_Required task_
Reproduce the items from the start of the records through the line containing "page-title: IMPRESSION FIABLE", inclusive, replacing every "check-circle-icon" with "check-mark-icon" and leaving everything else unchanged.
[Start]
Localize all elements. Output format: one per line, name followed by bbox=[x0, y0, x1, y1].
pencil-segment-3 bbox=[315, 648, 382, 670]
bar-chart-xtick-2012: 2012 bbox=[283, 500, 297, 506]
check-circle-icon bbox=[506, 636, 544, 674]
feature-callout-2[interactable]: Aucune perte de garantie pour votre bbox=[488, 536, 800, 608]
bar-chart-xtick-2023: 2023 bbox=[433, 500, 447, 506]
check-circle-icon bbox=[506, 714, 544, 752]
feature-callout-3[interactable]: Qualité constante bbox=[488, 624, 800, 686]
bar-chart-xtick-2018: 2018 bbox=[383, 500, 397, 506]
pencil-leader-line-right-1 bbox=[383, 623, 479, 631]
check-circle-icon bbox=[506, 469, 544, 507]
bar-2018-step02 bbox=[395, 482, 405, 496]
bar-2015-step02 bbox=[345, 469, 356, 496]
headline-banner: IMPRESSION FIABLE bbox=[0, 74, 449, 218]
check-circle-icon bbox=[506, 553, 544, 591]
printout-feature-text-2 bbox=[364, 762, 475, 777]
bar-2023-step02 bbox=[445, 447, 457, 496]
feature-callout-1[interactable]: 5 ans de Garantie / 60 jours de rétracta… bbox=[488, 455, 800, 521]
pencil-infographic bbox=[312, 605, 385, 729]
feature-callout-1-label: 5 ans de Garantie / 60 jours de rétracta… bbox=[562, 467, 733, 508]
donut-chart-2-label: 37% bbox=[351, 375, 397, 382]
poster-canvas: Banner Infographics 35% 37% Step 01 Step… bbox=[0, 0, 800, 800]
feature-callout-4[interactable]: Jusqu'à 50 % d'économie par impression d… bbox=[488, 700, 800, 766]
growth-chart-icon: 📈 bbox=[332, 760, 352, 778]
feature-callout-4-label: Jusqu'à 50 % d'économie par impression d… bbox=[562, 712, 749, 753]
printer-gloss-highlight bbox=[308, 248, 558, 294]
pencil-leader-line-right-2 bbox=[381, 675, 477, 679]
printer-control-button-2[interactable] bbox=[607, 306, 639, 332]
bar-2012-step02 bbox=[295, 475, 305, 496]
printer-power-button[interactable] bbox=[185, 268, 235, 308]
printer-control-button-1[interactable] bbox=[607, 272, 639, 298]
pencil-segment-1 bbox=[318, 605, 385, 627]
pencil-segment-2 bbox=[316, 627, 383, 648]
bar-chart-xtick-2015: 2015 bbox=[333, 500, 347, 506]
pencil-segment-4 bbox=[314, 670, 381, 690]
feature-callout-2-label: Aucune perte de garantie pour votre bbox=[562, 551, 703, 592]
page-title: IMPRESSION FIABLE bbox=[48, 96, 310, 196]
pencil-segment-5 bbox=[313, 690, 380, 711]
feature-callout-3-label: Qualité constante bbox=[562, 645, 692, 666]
[End]
_Finished exercise_
Localize all elements. Output format: one per line, name followed by bbox=[x0, y0, x1, y1].
pencil-segment-3 bbox=[315, 648, 382, 670]
bar-chart-xtick-2012: 2012 bbox=[283, 500, 297, 506]
check-mark-icon bbox=[506, 636, 544, 674]
feature-callout-2[interactable]: Aucune perte de garantie pour votre bbox=[488, 536, 800, 608]
bar-chart-xtick-2023: 2023 bbox=[433, 500, 447, 506]
check-mark-icon bbox=[506, 714, 544, 752]
feature-callout-3[interactable]: Qualité constante bbox=[488, 624, 800, 686]
bar-chart-xtick-2018: 2018 bbox=[383, 500, 397, 506]
pencil-leader-line-right-1 bbox=[383, 623, 479, 631]
check-mark-icon bbox=[506, 469, 544, 507]
bar-2018-step02 bbox=[395, 482, 405, 496]
bar-2015-step02 bbox=[345, 469, 356, 496]
headline-banner: IMPRESSION FIABLE bbox=[0, 74, 449, 218]
check-mark-icon bbox=[506, 553, 544, 591]
printout-feature-text-2 bbox=[364, 762, 475, 777]
bar-2023-step02 bbox=[445, 447, 457, 496]
feature-callout-1[interactable]: 5 ans de Garantie / 60 jours de rétracta… bbox=[488, 455, 800, 521]
pencil-infographic bbox=[312, 605, 385, 729]
feature-callout-1-label: 5 ans de Garantie / 60 jours de rétracta… bbox=[562, 467, 733, 508]
donut-chart-2-label: 37% bbox=[351, 375, 397, 382]
poster-canvas: Banner Infographics 35% 37% Step 01 Step… bbox=[0, 0, 800, 800]
feature-callout-4[interactable]: Jusqu'à 50 % d'économie par impression d… bbox=[488, 700, 800, 766]
growth-chart-icon: 📈 bbox=[332, 760, 352, 778]
feature-callout-4-label: Jusqu'à 50 % d'économie par impression d… bbox=[562, 712, 749, 753]
printer-gloss-highlight bbox=[308, 248, 558, 294]
pencil-leader-line-right-2 bbox=[381, 675, 477, 679]
printer-control-button-2[interactable] bbox=[607, 306, 639, 332]
bar-2012-step02 bbox=[295, 475, 305, 496]
printer-power-button[interactable] bbox=[185, 268, 235, 308]
printer-control-button-1[interactable] bbox=[607, 272, 639, 298]
pencil-segment-1 bbox=[318, 605, 385, 627]
pencil-segment-2 bbox=[316, 627, 383, 648]
bar-chart-xtick-2015: 2015 bbox=[333, 500, 347, 506]
pencil-segment-4 bbox=[314, 670, 381, 690]
feature-callout-2-label: Aucune perte de garantie pour votre bbox=[562, 551, 703, 592]
page-title: IMPRESSION FIABLE bbox=[48, 96, 310, 196]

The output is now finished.